Exercise instructions ▸ Gather every line of the listing below that contains the string "axis", copying each line in full.

Part of a data file:
((
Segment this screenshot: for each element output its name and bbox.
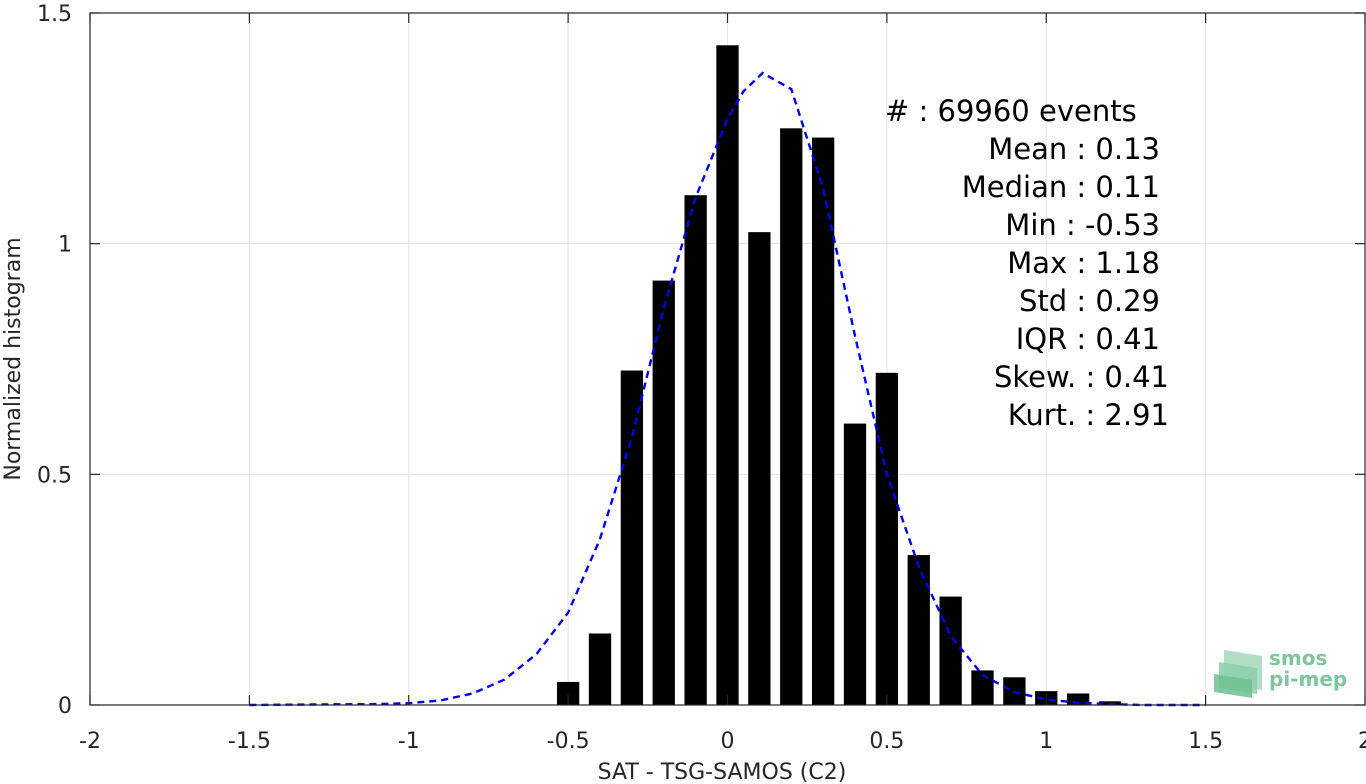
logo-text-pimep: pi-mep — [1269, 667, 1347, 691]
histogram-bar — [716, 45, 739, 705]
x-tick-label: -0.5 — [547, 729, 590, 754]
y-axis-title: Normalized histogram — [1, 237, 26, 480]
axis-ticks — [89, 12, 1366, 706]
stat-min: Min : -0.53 — [1005, 208, 1160, 242]
x-tick-labels: -2 -1.5 -1 -0.5 0 0.5 1 1.5 2 — [79, 729, 1366, 754]
y-tick-labels: 0 0.5 1 1.5 — [37, 2, 72, 719]
histogram-bar — [971, 670, 994, 705]
histogram-bar — [588, 633, 612, 705]
y-tick-label: 1 — [58, 233, 72, 258]
x-tick-label: 0.5 — [869, 729, 904, 754]
histogram-bar — [620, 370, 644, 705]
histogram-bar — [556, 681, 580, 705]
stat-median: Median : 0.11 — [962, 170, 1160, 204]
histogram-bar — [875, 372, 899, 705]
x-tick-label: 1.5 — [1188, 729, 1223, 754]
y-tick-label: 1.5 — [37, 2, 72, 27]
histogram-bar — [748, 232, 771, 705]
x-tick-label: -1 — [398, 729, 420, 754]
logo-waves-icon — [1214, 650, 1262, 698]
smos-pimep-logo: smos pi-mep — [1214, 646, 1347, 698]
histogram-bar — [652, 280, 675, 705]
histogram-bar — [907, 555, 930, 705]
histogram-bar — [939, 596, 962, 705]
stat-kurt: Kurt. : 2.91 — [1008, 398, 1169, 432]
x-tick-label: -1.5 — [228, 729, 271, 754]
y-tick-label: 0.5 — [37, 463, 72, 488]
x-tick-label: 1 — [1039, 729, 1053, 754]
logo-text-smos: smos — [1269, 646, 1327, 670]
x-axis-title: SAT - TSG-SAMOS (C2) — [598, 760, 847, 784]
histogram-bar — [780, 128, 803, 706]
x-tick-label: -2 — [79, 729, 101, 754]
y-tick-label: 0 — [58, 694, 72, 719]
stat-events: # : 69960 events — [885, 94, 1137, 128]
stat-skew: Skew. : 0.41 — [994, 360, 1169, 394]
x-tick-label: 2 — [1358, 729, 1366, 754]
stat-iqr: IQR : 0.41 — [1016, 322, 1160, 356]
histogram-bar — [1066, 693, 1090, 705]
histogram-bar — [684, 195, 707, 705]
x-tick-label: 0 — [721, 729, 735, 754]
histogram-bar — [843, 423, 867, 705]
fit-curve — [249, 71, 1206, 707]
histogram-bars — [556, 45, 1122, 706]
histogram-bar — [811, 137, 835, 705]
stats-annotation: # : 69960 events Mean : 0.13 Median : 0.… — [885, 94, 1169, 432]
stat-max: Max : 1.18 — [1007, 246, 1160, 280]
stat-mean: Mean : 0.13 — [988, 132, 1160, 166]
stat-std: Std : 0.29 — [1019, 284, 1160, 318]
))
Full response ▸
y-axis-title: Normalized histogram — [1, 237, 26, 480]
axis-ticks — [89, 12, 1366, 706]
x-axis-title: SAT - TSG-SAMOS (C2) — [598, 760, 847, 784]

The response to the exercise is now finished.